(Dataset records)
........
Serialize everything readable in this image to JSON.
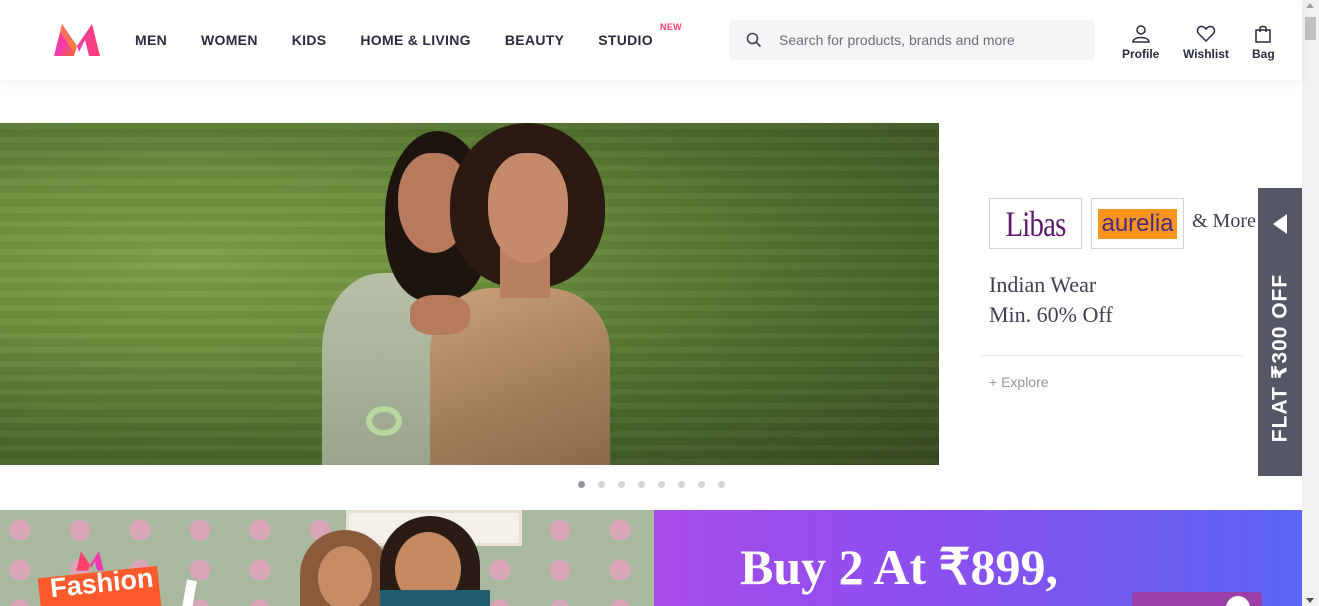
{
  "header": {
    "nav": [
      {
        "label": "MEN"
      },
      {
        "label": "WOMEN"
      },
      {
        "label": "KIDS"
      },
      {
        "label": "HOME & LIVING"
      },
      {
        "label": "BEAUTY"
      },
      {
        "label": "STUDIO",
        "badge": "NEW"
      }
    ],
    "search": {
      "placeholder": "Search for products, brands and more",
      "value": ""
    },
    "actions": [
      {
        "label": "Profile",
        "icon": "user-icon"
      },
      {
        "label": "Wishlist",
        "icon": "heart-icon"
      },
      {
        "label": "Bag",
        "icon": "bag-icon"
      }
    ]
  },
  "hero": {
    "brands": [
      "Libas",
      "aurelia"
    ],
    "more": "& More",
    "offer_line1": "Indian Wear",
    "offer_line2": "Min. 60% Off",
    "explore": "+ Explore",
    "dots_total": 8,
    "active_dot": 1
  },
  "flat_offer": "FLAT ₹300 OFF",
  "promos": {
    "left_text": "Fashion",
    "right_text": "Buy 2 At ₹899,"
  },
  "colors": {
    "accent": "#ff3f6c",
    "text": "#282c3f",
    "tab": "#535766"
  }
}
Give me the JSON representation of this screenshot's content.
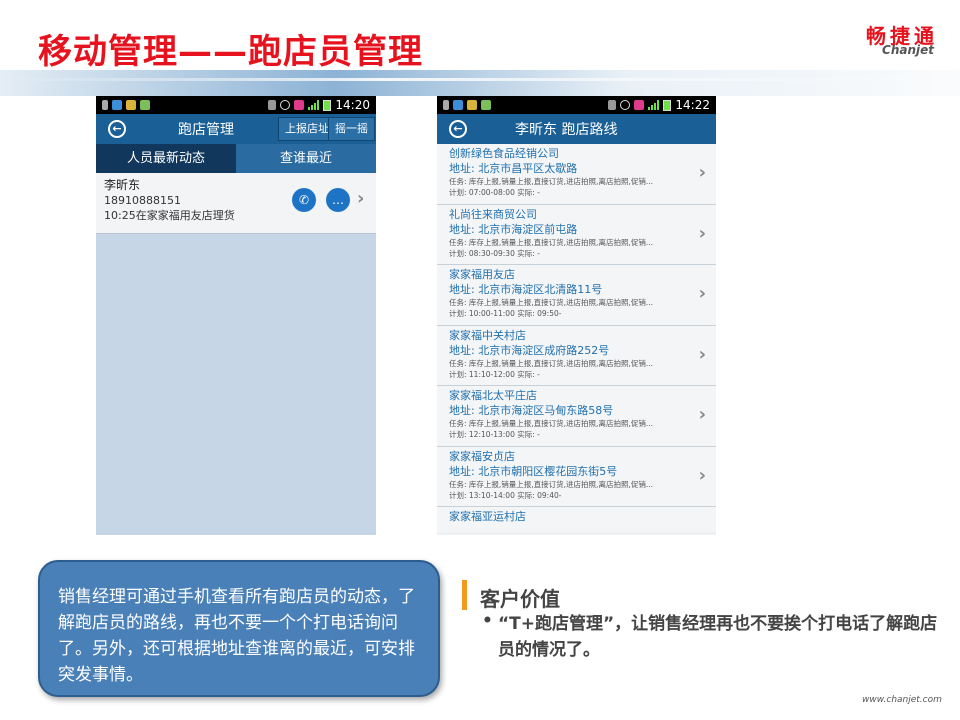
{
  "slide": {
    "title": "移动管理——跑店员管理",
    "logo_cn": "畅捷通",
    "logo_en": "Chanjet",
    "footer_url": "www.chanjet.com"
  },
  "colors": {
    "title_red": "#e6121d",
    "appbar_blue": "#1a5f95",
    "callout_blue": "#4a80b8",
    "accent_orange": "#f39a1e"
  },
  "phone1": {
    "status_time": "14:20",
    "title": "跑店管理",
    "report_btn": "上报店址",
    "shake_btn": "摇一摇",
    "tabs": [
      {
        "label": "人员最新动态",
        "active": true
      },
      {
        "label": "查谁最近",
        "active": false
      }
    ],
    "person": {
      "name": "李昕东",
      "phone": "18910888151",
      "activity": "10:25在家家福用友店理货",
      "call_icon": "phone-icon",
      "msg_icon": "message-icon"
    }
  },
  "phone2": {
    "status_time": "14:22",
    "title": "李昕东 跑店路线",
    "routes": [
      {
        "name": "创新绿色食品经销公司",
        "address": "地址: 北京市昌平区太歇路",
        "task": "任务: 库存上报,销量上报,直接订货,进店拍照,离店拍照,促销...",
        "plan": "计划: 07:00-08:00    实际: -"
      },
      {
        "name": "礼尚往来商贸公司",
        "address": "地址: 北京市海淀区前屯路",
        "task": "任务: 库存上报,销量上报,直接订货,进店拍照,离店拍照,促销...",
        "plan": "计划: 08:30-09:30    实际: -"
      },
      {
        "name": "家家福用友店",
        "address": "地址: 北京市海淀区北清路11号",
        "task": "任务: 库存上报,销量上报,直接订货,进店拍照,离店拍照,促销...",
        "plan": "计划: 10:00-11:00    实际: 09:50-"
      },
      {
        "name": "家家福中关村店",
        "address": "地址: 北京市海淀区成府路252号",
        "task": "任务: 库存上报,销量上报,直接订货,进店拍照,离店拍照,促销...",
        "plan": "计划: 11:10-12:00    实际: -"
      },
      {
        "name": "家家福北太平庄店",
        "address": "地址: 北京市海淀区马甸东路58号",
        "task": "任务: 库存上报,销量上报,直接订货,进店拍照,离店拍照,促销...",
        "plan": "计划: 12:10-13:00    实际: -"
      },
      {
        "name": "家家福安贞店",
        "address": "地址: 北京市朝阳区樱花园东街5号",
        "task": "任务: 库存上报,销量上报,直接订货,进店拍照,离店拍照,促销...",
        "plan": "计划: 13:10-14:00    实际: 09:40-"
      }
    ],
    "partial_route": "家家福亚运村店"
  },
  "callout": {
    "text": "销售经理可通过手机查看所有跑店员的动态，了解跑店员的路线，再也不要一个个打电话询问了。另外，还可根据地址查谁离的最近，可安排突发事情。"
  },
  "customer_value": {
    "title": "客户价值",
    "bullet": "•",
    "text": "“T+跑店管理”，让销售经理再也不要挨个打电话了解跑店员的情况了。"
  }
}
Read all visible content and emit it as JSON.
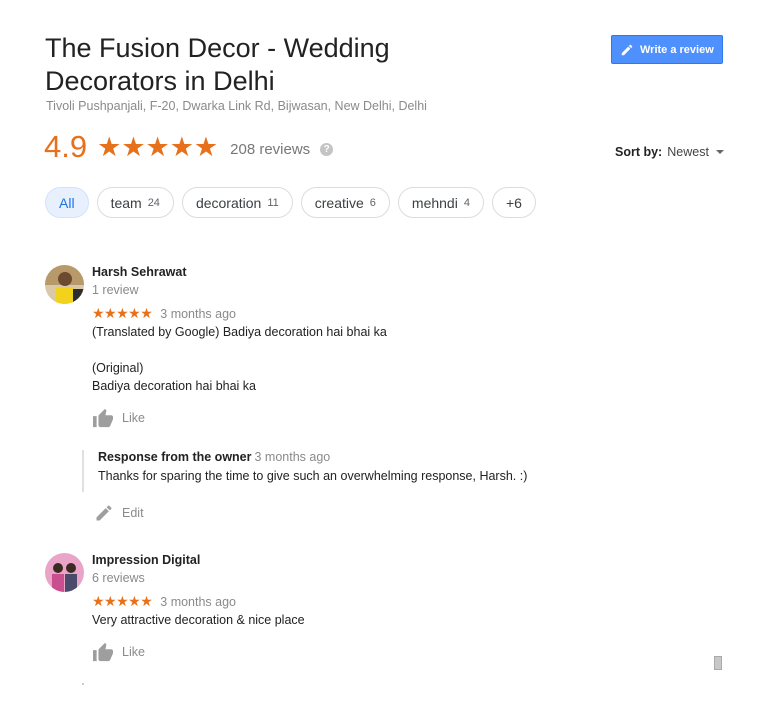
{
  "place": {
    "title": "The Fusion Decor - Wedding Decorators in Delhi",
    "address": "Tivoli Pushpanjali, F-20, Dwarka Link Rd, Bijwasan, New Delhi, Delhi",
    "rating": "4.9",
    "stars": "★★★★★",
    "reviews_count": "208 reviews",
    "help_icon": "?"
  },
  "write_review": {
    "label": "Write a review",
    "icon": "pencil-icon"
  },
  "sort": {
    "label": "Sort by:",
    "value": "Newest"
  },
  "chips": [
    {
      "label": "All",
      "count": ""
    },
    {
      "label": "team",
      "count": "24"
    },
    {
      "label": "decoration",
      "count": "11"
    },
    {
      "label": "creative",
      "count": "6"
    },
    {
      "label": "mehndi",
      "count": "4"
    },
    {
      "label": "+6",
      "count": ""
    }
  ],
  "reviews": [
    {
      "name": "Harsh Sehrawat",
      "sub": "1 review",
      "stars": "★★★★★",
      "time": "3 months ago",
      "translated": "(Translated by Google) Badiya decoration hai bhai ka",
      "original_label": "(Original)",
      "original": "Badiya decoration hai bhai ka",
      "like": "Like",
      "owner_response": {
        "title": "Response from the owner",
        "time": "3 months ago",
        "text": "Thanks for sparing the time to give such an overwhelming response, Harsh. :)"
      },
      "edit": "Edit"
    },
    {
      "name": "Impression Digital",
      "sub": "6 reviews",
      "stars": "★★★★★",
      "time": "3 months ago",
      "text": "Very attractive decoration & nice place",
      "like": "Like"
    }
  ],
  "colors": {
    "accent_orange": "#e7711b",
    "button_blue": "#4d90fe",
    "chip_active_bg": "#e8f0fe",
    "chip_active_text": "#1a73e8"
  }
}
........
● **EXERCISE DETAILS**
Only the number is wanted: how many lines in the entries above contain the string "more"?

● **TASK RESPONSE**
2